**SHORT EXERCISE**.
Your task is to print all of the material verbatim.

**STORED DATA**.
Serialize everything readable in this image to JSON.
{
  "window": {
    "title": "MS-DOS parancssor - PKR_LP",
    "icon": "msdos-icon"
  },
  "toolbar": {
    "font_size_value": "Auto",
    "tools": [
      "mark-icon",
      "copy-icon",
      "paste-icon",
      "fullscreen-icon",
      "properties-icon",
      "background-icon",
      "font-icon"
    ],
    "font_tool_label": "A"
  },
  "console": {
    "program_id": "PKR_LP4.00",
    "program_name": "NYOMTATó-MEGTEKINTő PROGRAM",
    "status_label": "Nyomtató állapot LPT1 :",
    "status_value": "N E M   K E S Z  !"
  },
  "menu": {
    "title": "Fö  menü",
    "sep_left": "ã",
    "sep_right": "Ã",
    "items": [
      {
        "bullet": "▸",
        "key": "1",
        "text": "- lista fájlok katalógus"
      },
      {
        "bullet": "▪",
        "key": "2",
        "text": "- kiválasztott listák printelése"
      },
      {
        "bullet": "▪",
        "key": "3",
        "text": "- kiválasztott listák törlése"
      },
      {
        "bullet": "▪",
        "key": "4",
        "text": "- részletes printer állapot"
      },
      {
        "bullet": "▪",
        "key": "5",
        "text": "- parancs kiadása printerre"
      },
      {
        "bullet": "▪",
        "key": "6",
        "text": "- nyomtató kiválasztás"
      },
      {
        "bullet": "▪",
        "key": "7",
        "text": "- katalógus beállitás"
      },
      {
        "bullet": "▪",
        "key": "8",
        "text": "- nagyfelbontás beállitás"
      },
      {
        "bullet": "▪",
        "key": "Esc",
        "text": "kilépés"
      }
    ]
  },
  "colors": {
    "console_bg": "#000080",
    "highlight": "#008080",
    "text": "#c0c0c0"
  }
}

**TASK RESPONSE**.
Serialize everything readable in this image to JSON.
{
  "window": {
    "title": "MS-DOS parancssor - PKR_LP",
    "icon": "msdos-icon"
  },
  "toolbar": {
    "font_size_value": "Auto",
    "tools": [
      "mark-icon",
      "copy-icon",
      "paste-icon",
      "fullscreen-icon",
      "properties-icon",
      "background-icon",
      "font-icon"
    ],
    "font_tool_label": "A"
  },
  "console": {
    "program_id": "PKR_LP4.00",
    "program_name": "NYOMTATó-MEGTEKINTő PROGRAM",
    "status_label": "Nyomtató állapot LPT1 :",
    "status_value": "N E M   K E S Z  !"
  },
  "menu": {
    "title": "Fö  menü",
    "sep_left": "ã",
    "sep_right": "Ã",
    "items": [
      {
        "bullet": "▸",
        "key": "1",
        "text": "- lista fájlok katalógus"
      },
      {
        "bullet": "▪",
        "key": "2",
        "text": "- kiválasztott listák printelése"
      },
      {
        "bullet": "▪",
        "key": "3",
        "text": "- kiválasztott listák törlése"
      },
      {
        "bullet": "▪",
        "key": "4",
        "text": "- részletes printer állapot"
      },
      {
        "bullet": "▪",
        "key": "5",
        "text": "- parancs kiadása printerre"
      },
      {
        "bullet": "▪",
        "key": "6",
        "text": "- nyomtató kiválasztás"
      },
      {
        "bullet": "▪",
        "key": "7",
        "text": "- katalógus beállitás"
      },
      {
        "bullet": "▪",
        "key": "8",
        "text": "- nagyfelbontás beállitás"
      },
      {
        "bullet": "▪",
        "key": "Esc",
        "text": "kilépés"
      }
    ]
  },
  "colors": {
    "console_bg": "#000080",
    "highlight": "#008080",
    "text": "#c0c0c0"
  }
}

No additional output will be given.